● **Stated task**:
Copy out every line of the items below word for word, omitting the pictures.
-- start Data for the task --
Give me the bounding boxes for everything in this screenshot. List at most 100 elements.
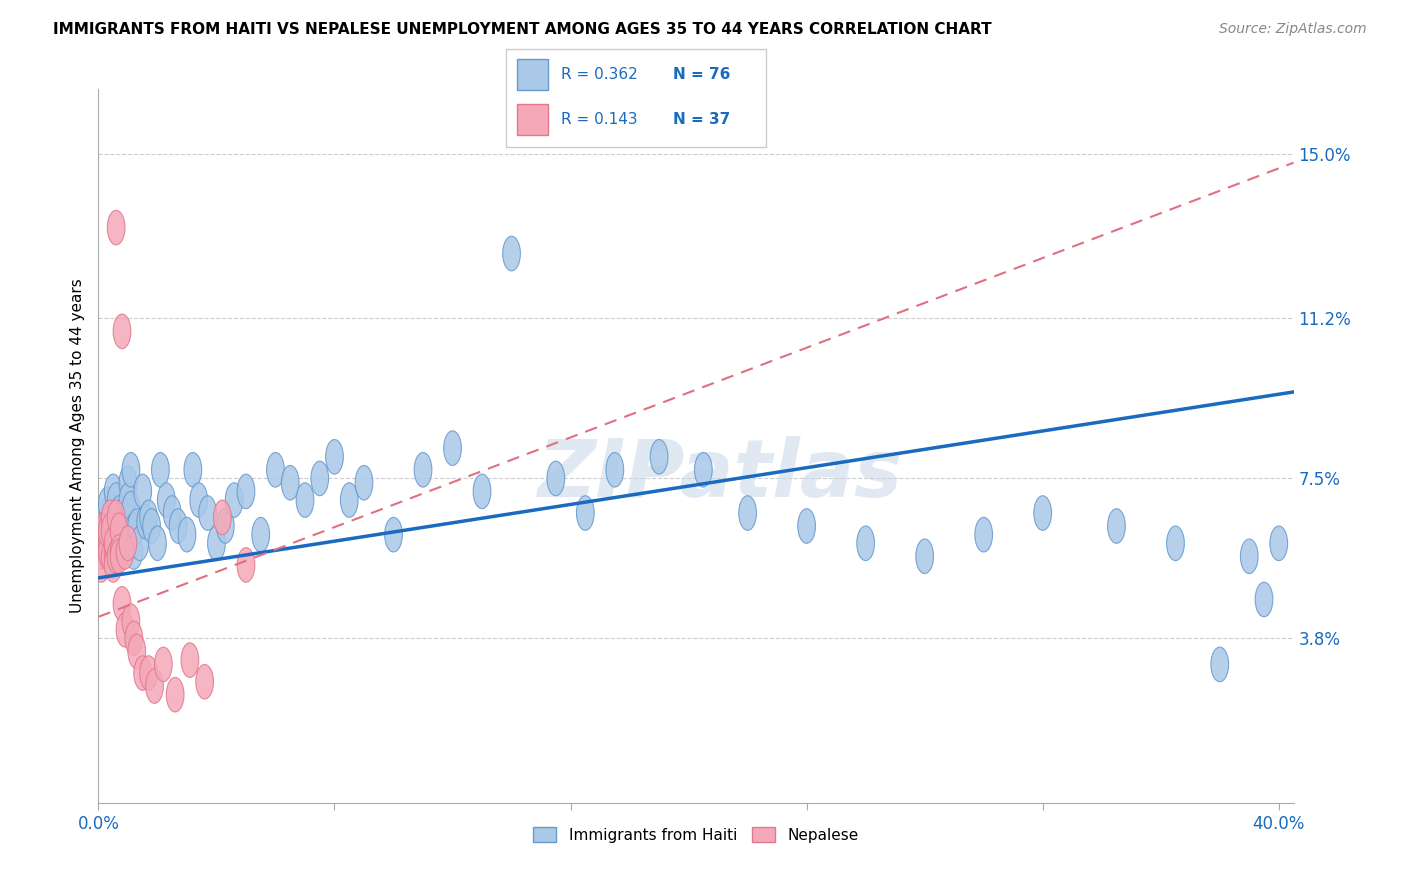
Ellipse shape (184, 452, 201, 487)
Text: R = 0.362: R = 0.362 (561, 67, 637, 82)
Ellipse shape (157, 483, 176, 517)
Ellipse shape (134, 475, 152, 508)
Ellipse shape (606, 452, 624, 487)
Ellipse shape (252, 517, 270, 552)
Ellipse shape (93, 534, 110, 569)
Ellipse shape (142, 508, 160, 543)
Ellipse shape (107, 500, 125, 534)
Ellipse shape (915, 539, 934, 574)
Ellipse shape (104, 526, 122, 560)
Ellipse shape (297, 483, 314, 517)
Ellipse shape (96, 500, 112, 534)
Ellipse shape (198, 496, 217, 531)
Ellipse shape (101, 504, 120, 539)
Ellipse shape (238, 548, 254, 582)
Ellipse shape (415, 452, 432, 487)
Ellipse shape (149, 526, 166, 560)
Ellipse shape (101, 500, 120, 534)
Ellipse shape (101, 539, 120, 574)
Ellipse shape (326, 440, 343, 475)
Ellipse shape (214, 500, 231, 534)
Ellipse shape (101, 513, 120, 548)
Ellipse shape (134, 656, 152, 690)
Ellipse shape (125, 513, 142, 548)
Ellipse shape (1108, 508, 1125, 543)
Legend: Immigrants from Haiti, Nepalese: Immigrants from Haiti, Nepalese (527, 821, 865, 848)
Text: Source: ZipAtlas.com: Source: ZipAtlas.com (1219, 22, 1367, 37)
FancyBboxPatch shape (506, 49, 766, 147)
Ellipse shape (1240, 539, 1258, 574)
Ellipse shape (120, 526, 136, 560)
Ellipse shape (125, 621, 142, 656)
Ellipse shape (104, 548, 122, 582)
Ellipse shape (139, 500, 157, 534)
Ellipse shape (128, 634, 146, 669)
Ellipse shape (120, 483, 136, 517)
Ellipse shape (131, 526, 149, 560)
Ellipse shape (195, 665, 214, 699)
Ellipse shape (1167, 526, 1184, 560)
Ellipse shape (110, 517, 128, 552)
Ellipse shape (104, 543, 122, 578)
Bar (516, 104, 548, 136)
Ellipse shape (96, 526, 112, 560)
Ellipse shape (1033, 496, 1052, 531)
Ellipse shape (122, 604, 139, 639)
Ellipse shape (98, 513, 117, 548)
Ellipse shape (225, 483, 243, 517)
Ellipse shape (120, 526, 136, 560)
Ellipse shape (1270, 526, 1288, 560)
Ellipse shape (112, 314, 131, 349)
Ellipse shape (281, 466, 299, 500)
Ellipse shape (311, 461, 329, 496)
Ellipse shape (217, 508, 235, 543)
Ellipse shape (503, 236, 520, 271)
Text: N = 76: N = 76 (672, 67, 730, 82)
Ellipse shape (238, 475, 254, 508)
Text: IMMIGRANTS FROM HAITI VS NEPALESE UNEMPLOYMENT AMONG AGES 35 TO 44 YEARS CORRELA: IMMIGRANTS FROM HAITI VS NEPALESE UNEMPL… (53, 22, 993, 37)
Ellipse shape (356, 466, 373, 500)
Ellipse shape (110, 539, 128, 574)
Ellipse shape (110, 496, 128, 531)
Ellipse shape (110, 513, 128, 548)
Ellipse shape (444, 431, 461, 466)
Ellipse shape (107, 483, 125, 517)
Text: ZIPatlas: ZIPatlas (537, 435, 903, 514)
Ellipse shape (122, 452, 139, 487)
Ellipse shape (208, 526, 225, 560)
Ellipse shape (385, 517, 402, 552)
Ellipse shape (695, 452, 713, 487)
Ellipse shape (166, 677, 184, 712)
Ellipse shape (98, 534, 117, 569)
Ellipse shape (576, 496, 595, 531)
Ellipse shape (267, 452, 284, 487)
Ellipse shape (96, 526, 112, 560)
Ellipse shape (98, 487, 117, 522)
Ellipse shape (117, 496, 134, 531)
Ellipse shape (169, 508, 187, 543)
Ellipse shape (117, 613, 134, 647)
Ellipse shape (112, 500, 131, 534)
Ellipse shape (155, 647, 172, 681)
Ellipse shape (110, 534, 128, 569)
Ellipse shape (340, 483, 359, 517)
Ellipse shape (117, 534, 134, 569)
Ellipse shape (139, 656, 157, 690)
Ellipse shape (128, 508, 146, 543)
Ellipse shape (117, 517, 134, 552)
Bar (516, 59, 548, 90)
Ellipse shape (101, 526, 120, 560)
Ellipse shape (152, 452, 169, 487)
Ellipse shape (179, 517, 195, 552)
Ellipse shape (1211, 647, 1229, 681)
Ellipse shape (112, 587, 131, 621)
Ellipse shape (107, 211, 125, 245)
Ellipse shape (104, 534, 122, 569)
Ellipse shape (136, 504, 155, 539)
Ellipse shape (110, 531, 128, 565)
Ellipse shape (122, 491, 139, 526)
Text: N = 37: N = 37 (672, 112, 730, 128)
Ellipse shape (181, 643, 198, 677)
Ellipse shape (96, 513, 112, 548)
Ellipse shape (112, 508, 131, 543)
-- end Data for the task --
● **Exercise output**:
Give me the bounding boxes for everything in this screenshot. List at most 100 elements.
Ellipse shape (184, 452, 201, 487)
Text: R = 0.362: R = 0.362 (561, 67, 637, 82)
Ellipse shape (157, 483, 176, 517)
Ellipse shape (134, 475, 152, 508)
Ellipse shape (606, 452, 624, 487)
Ellipse shape (252, 517, 270, 552)
Ellipse shape (93, 534, 110, 569)
Ellipse shape (142, 508, 160, 543)
Ellipse shape (107, 500, 125, 534)
Ellipse shape (915, 539, 934, 574)
Ellipse shape (104, 526, 122, 560)
Ellipse shape (297, 483, 314, 517)
Ellipse shape (96, 500, 112, 534)
Ellipse shape (198, 496, 217, 531)
Ellipse shape (101, 504, 120, 539)
Ellipse shape (238, 548, 254, 582)
Ellipse shape (415, 452, 432, 487)
Ellipse shape (149, 526, 166, 560)
Ellipse shape (101, 500, 120, 534)
Ellipse shape (101, 539, 120, 574)
Ellipse shape (326, 440, 343, 475)
Ellipse shape (214, 500, 231, 534)
Ellipse shape (101, 513, 120, 548)
Ellipse shape (134, 656, 152, 690)
Ellipse shape (125, 513, 142, 548)
Ellipse shape (1108, 508, 1125, 543)
Legend: Immigrants from Haiti, Nepalese: Immigrants from Haiti, Nepalese (527, 821, 865, 848)
Text: Source: ZipAtlas.com: Source: ZipAtlas.com (1219, 22, 1367, 37)
FancyBboxPatch shape (506, 49, 766, 147)
Ellipse shape (1240, 539, 1258, 574)
Ellipse shape (120, 526, 136, 560)
Ellipse shape (125, 621, 142, 656)
Ellipse shape (104, 548, 122, 582)
Ellipse shape (139, 500, 157, 534)
Ellipse shape (128, 634, 146, 669)
Ellipse shape (120, 483, 136, 517)
Ellipse shape (131, 526, 149, 560)
Ellipse shape (195, 665, 214, 699)
Ellipse shape (1167, 526, 1184, 560)
Ellipse shape (110, 517, 128, 552)
Ellipse shape (104, 543, 122, 578)
Bar (516, 104, 548, 136)
Ellipse shape (96, 526, 112, 560)
Ellipse shape (1033, 496, 1052, 531)
Ellipse shape (122, 604, 139, 639)
Ellipse shape (98, 513, 117, 548)
Ellipse shape (225, 483, 243, 517)
Ellipse shape (120, 526, 136, 560)
Ellipse shape (1270, 526, 1288, 560)
Ellipse shape (112, 314, 131, 349)
Ellipse shape (281, 466, 299, 500)
Ellipse shape (311, 461, 329, 496)
Ellipse shape (217, 508, 235, 543)
Ellipse shape (503, 236, 520, 271)
Text: N = 76: N = 76 (672, 67, 730, 82)
Ellipse shape (238, 475, 254, 508)
Text: IMMIGRANTS FROM HAITI VS NEPALESE UNEMPLOYMENT AMONG AGES 35 TO 44 YEARS CORRELA: IMMIGRANTS FROM HAITI VS NEPALESE UNEMPL… (53, 22, 993, 37)
Ellipse shape (356, 466, 373, 500)
Ellipse shape (110, 539, 128, 574)
Ellipse shape (110, 496, 128, 531)
Ellipse shape (110, 513, 128, 548)
Ellipse shape (444, 431, 461, 466)
Ellipse shape (107, 483, 125, 517)
Text: ZIPatlas: ZIPatlas (537, 435, 903, 514)
Ellipse shape (122, 452, 139, 487)
Ellipse shape (208, 526, 225, 560)
Ellipse shape (385, 517, 402, 552)
Ellipse shape (695, 452, 713, 487)
Ellipse shape (166, 677, 184, 712)
Ellipse shape (98, 534, 117, 569)
Ellipse shape (576, 496, 595, 531)
Ellipse shape (267, 452, 284, 487)
Ellipse shape (96, 526, 112, 560)
Ellipse shape (98, 487, 117, 522)
Ellipse shape (117, 496, 134, 531)
Ellipse shape (169, 508, 187, 543)
Ellipse shape (117, 613, 134, 647)
Ellipse shape (112, 500, 131, 534)
Ellipse shape (155, 647, 172, 681)
Ellipse shape (110, 534, 128, 569)
Ellipse shape (340, 483, 359, 517)
Ellipse shape (117, 534, 134, 569)
Ellipse shape (139, 656, 157, 690)
Ellipse shape (128, 508, 146, 543)
Ellipse shape (117, 517, 134, 552)
Bar (516, 59, 548, 90)
Ellipse shape (101, 526, 120, 560)
Ellipse shape (152, 452, 169, 487)
Ellipse shape (179, 517, 195, 552)
Ellipse shape (1211, 647, 1229, 681)
Ellipse shape (112, 587, 131, 621)
Ellipse shape (107, 211, 125, 245)
Ellipse shape (104, 534, 122, 569)
Ellipse shape (136, 504, 155, 539)
Ellipse shape (110, 531, 128, 565)
Ellipse shape (122, 491, 139, 526)
Text: N = 37: N = 37 (672, 112, 730, 128)
Ellipse shape (181, 643, 198, 677)
Ellipse shape (96, 513, 112, 548)
Ellipse shape (112, 508, 131, 543)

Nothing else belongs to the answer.